Monday, September 30, 2013

I wear my scars on my sleeves

A facebook friend commented on something recently that "I wear my scars on my sleeves like a warrior through battle".  When I read that, it just really stuck with me...it felt so personally accurate - metaphorically and literally.  Little did she know that I had just put two more tattoos on my other arm.  I know that some conservatives out there might groan at the thought - "oh no, what is Jenny doing?!".  And, that's fine.  I used to actually be in that crowd...I used to be judgmental and poo-pood tattoos.  I used to think they were so tacky and conveyed the wrong kind of message.  Now I roll my eyes.  Now I don't care what anyone thinks.  My personal choice to permanently mark my body with art, that shares a message about who I am is something I am proud of.  My recent additions over the past year have been for my girls, mainly Vienne, of course (I shared about my last tattoo for Vienne here).  Every single day, I wear something that reminds me of Vienne....anything to keep her as near as possible...whether it be my locket with her photo or my cross necklace that carries a bit of her ashes or earrings with her name etched in them or the colors blue and green.  But all of these things can pass away or be lost.  My body art will stay with me forever, in this life.  I am forever marked with reminders of my Girl.  I am forever branded with reminders of the difficult life that has been forced upon me.  These marks, these brandings are my scars.  Scars that represent the deepest of wounds.  Scars that also remind me that this body is temporary and when I finally get to leave this place to be reunited with my Vienne, my body will be renewed and I will no longer need these brandings.  So, I wear my scars on my sleeves...until that day comes.

Here is one of the tattoos - it is a sentimental one.  One which has a difficult story that comes with it.  But, I needed to wear it in a place where I can read it each and every day.  So, it had to be in a visible place to all.

It says "Vindicate me, my God" with Vienne's star that she drew when she was 14 months old.  
The passage comes from Psalm 43, vs 1.  Psalm 43 is the chapter I was reading that horrific morning...at the exact same time that Vienne was directly above me, in the tub, taking her last breath.  I have shared about this passage here.  Vindicate means "clear (someone) of blame or guilt" or "to set free".  Heavy, I know.  When dwelling on this, I also found it interesting and meaningful that the passage starts with the letter V - which is what we always called Vienne, for short.  I turned the V into a heart to remind myself that I am not supposed to blame myself, but rather it was her heart that took her life.  It's a powerful piece of work, for sure.  But I need this reminder.  Daily.

Something else I wanted to add about this scripture that I was reading at that time...
--*--
• _Stated exercise A_
In the blog post about the tattoos, which psalm and verse is the quoted passage taken from?
• _Stated exercise B_
Resume the blog post about the tattoos after its final sentence, which introduces something more about the scripture being read at that time.
--*--
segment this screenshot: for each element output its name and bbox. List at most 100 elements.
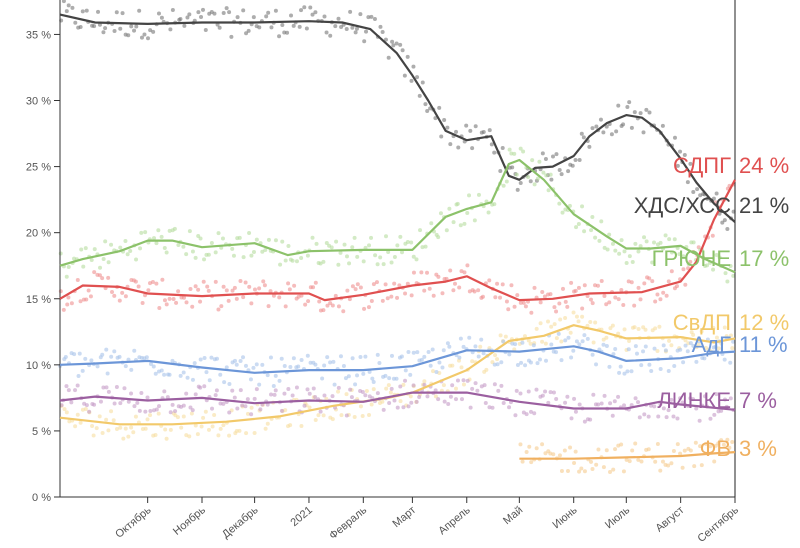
poll-dot: [572, 461, 577, 466]
poll-dot: [148, 28, 153, 33]
poll-dot: [557, 167, 562, 172]
poll-dot: [619, 238, 624, 243]
poll-dot: [638, 111, 643, 116]
poll-dot: [418, 228, 423, 233]
poll-dot: [557, 453, 562, 458]
poll-dot: [622, 403, 627, 408]
poll-dot: [313, 418, 318, 423]
poll-dot: [521, 300, 526, 305]
poll-dot: [442, 118, 447, 123]
poll-dot: [104, 417, 109, 422]
poll-dot: [632, 110, 637, 115]
poll-dot: [303, 302, 308, 307]
poll-dot: [206, 252, 211, 257]
poll-dot: [559, 172, 564, 177]
poll-dot: [117, 298, 122, 303]
poll-dot: [354, 26, 359, 31]
poll-dot: [630, 448, 635, 453]
poll-dot: [176, 242, 181, 247]
poll-dot: [521, 149, 526, 154]
poll-dot: [565, 469, 570, 474]
poll-dot: [247, 284, 252, 289]
poll-dot: [598, 117, 603, 122]
poll-dot: [666, 463, 671, 468]
poll-dot: [401, 382, 406, 387]
poll-dot: [433, 116, 438, 121]
poll-dot: [188, 405, 193, 410]
poll-dot: [638, 297, 643, 302]
poll-dot: [644, 107, 649, 112]
poll-dot: [551, 452, 556, 457]
poll-dot: [481, 351, 486, 356]
poll-dot: [283, 408, 288, 413]
poll-dot: [457, 285, 462, 290]
poll-dot: [89, 257, 94, 262]
poll-dot: [563, 400, 568, 405]
poll-dot: [458, 223, 463, 228]
poll-dot: [423, 102, 428, 107]
poll-dot: [454, 129, 459, 134]
poll-dot: [691, 397, 696, 402]
poll-dot: [123, 364, 128, 369]
poll-dot: [492, 150, 497, 155]
poll-dot: [145, 36, 150, 41]
poll-dot: [271, 383, 276, 388]
poll-dot: [92, 24, 97, 29]
poll-dot: [593, 283, 598, 288]
poll-dot: [294, 259, 299, 264]
x-tick-label: Декабрь: [220, 504, 261, 541]
poll-dot: [444, 228, 449, 233]
poll-dot: [548, 292, 553, 297]
poll-dot: [344, 413, 349, 418]
poll-dot: [507, 405, 512, 410]
poll-dot: [350, 245, 355, 250]
poll-dot: [321, 259, 326, 264]
poll-dot: [713, 443, 718, 448]
poll-dot: [384, 234, 389, 239]
poll-dot: [567, 203, 572, 208]
poll-dot: [538, 321, 543, 326]
poll-dot: [174, 300, 179, 305]
poll-dot: [666, 408, 671, 413]
poll-dot: [548, 390, 553, 395]
poll-dot: [205, 284, 210, 289]
poll-dot: [451, 220, 456, 225]
poll-dot: [64, 410, 69, 415]
poll-dot: [619, 442, 624, 447]
poll-dot: [96, 9, 101, 14]
poll-dot: [289, 13, 294, 18]
poll-dot: [330, 417, 335, 422]
poll-dot: [538, 300, 543, 305]
poll-dot: [234, 296, 239, 301]
poll-dot: [366, 305, 371, 310]
poll-dot: [444, 276, 449, 281]
poll-dot: [574, 339, 579, 344]
poll-dot: [608, 469, 613, 474]
poll-dot: [713, 344, 718, 349]
poll-dot: [241, 295, 246, 300]
poll-dot: [328, 301, 333, 306]
poll-dot: [543, 451, 548, 456]
poll-dot: [447, 344, 452, 349]
poll-dot: [156, 11, 161, 16]
poll-dot: [434, 370, 439, 375]
poll-dot: [447, 206, 452, 211]
poll-dot: [613, 346, 618, 351]
poll-dot: [440, 291, 445, 296]
poll-dot: [244, 431, 249, 436]
poll-dot: [125, 252, 130, 257]
poll-dot: [148, 413, 153, 418]
poll-dot: [506, 307, 511, 312]
poll-dot: [472, 289, 477, 294]
poll-dot: [461, 378, 466, 383]
poll-dot: [593, 235, 598, 240]
poll-dot: [221, 11, 226, 16]
poll-dot: [503, 334, 508, 339]
poll-dot: [523, 363, 528, 368]
poll-dot: [387, 401, 392, 406]
poll-dot: [467, 335, 472, 340]
poll-dot: [422, 382, 427, 387]
poll-dot: [331, 359, 336, 364]
poll-dot: [221, 423, 226, 428]
poll-dot: [154, 281, 159, 286]
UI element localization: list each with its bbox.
--*--
• _Task output A_
Psalm 43, verse 1.

• _Task output B_
I recently found it interesting that it be in chapter 43, for one of my all-time favorite verses that I have used more that ANY other verse in the Bible (for myself and to encourage others) is found a few book over, in Isaiah 43.  Isaiah 43:  1- 4.  I used to read and reread this passage whenever I felt burdened, overwhelmed, sad, or just in a tough place.  Now, I look at this passage and {right now} I scowl.  
It says (and I always would interject my name or a friend's name in spots)~

But now, this is what the Lord says ~
he who created you, O [Daughter],
he who formed you, O [Jenny]:
"Fear not, for I have redeemed you;
I have summoned you by name; you are mine.
When you pass through the waters,
I will be with you;
and when you pass through the rivers,
they will not sweep over you.
When you walk through the fire, 
you will not be burned;
the flames will not set you ablaze.
For I am the Lord, you God,
the Holy One of Israel, you Savior;
....
Since you are precious and honored in my sight, 
and because I love you.

Welll.....I don't have much insight or eloquence for that right now.  Oh, believe me, I know what could be said.  But, for now, I still feel "set ablaze"...I still feel swept over with drowning water.  But, I know I am not.  I am still living, still breathing...as much as I wish I weren't sometimes.  But I am.  So, yay.  
This actually reminds me of a blog post that was shared with me today, titled "Confronting the lie:  God won't give you more than you can handle."  It's a good read...especially for those who have not gone through something tragic yet.  I especially appreciate when he says:  It is easy to spout trite Christian platitudes designed to make people feel better with bumper-sticker theology.  But insipid axioms do little in the face of the actual brokenness of the world.  It is more courageous to ask the hard questions of God and wait for him to answer than it is to find hope on the side of a coffee mug.  Asking those questions requires courage because, in the end, it is very likely they will not be answered.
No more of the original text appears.